• Extracted data
····················

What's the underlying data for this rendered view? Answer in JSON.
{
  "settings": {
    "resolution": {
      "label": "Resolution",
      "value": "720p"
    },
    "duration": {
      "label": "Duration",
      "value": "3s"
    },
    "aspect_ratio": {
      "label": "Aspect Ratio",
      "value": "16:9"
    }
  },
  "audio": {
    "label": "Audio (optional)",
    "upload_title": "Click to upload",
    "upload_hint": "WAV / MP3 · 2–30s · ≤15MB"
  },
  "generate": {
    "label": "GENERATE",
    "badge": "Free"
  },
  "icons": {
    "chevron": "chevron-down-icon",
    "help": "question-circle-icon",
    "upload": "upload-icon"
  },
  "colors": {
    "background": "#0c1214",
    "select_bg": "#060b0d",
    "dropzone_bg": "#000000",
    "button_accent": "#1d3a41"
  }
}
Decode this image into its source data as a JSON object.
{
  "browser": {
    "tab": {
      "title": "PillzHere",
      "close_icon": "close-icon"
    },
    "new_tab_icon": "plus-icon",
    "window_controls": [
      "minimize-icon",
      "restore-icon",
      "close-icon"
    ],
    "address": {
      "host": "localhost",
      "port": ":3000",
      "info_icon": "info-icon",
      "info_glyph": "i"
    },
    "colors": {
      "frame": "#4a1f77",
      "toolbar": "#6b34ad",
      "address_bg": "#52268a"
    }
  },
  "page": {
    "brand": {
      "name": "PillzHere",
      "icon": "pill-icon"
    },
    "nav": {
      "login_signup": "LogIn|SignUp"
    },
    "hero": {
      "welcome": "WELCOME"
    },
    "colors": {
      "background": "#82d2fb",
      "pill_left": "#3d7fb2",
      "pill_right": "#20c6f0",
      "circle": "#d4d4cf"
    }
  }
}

····················

• Exercise requirements
Tally how many lines in the material above hold the word "this". Write only that number.

• The reply
2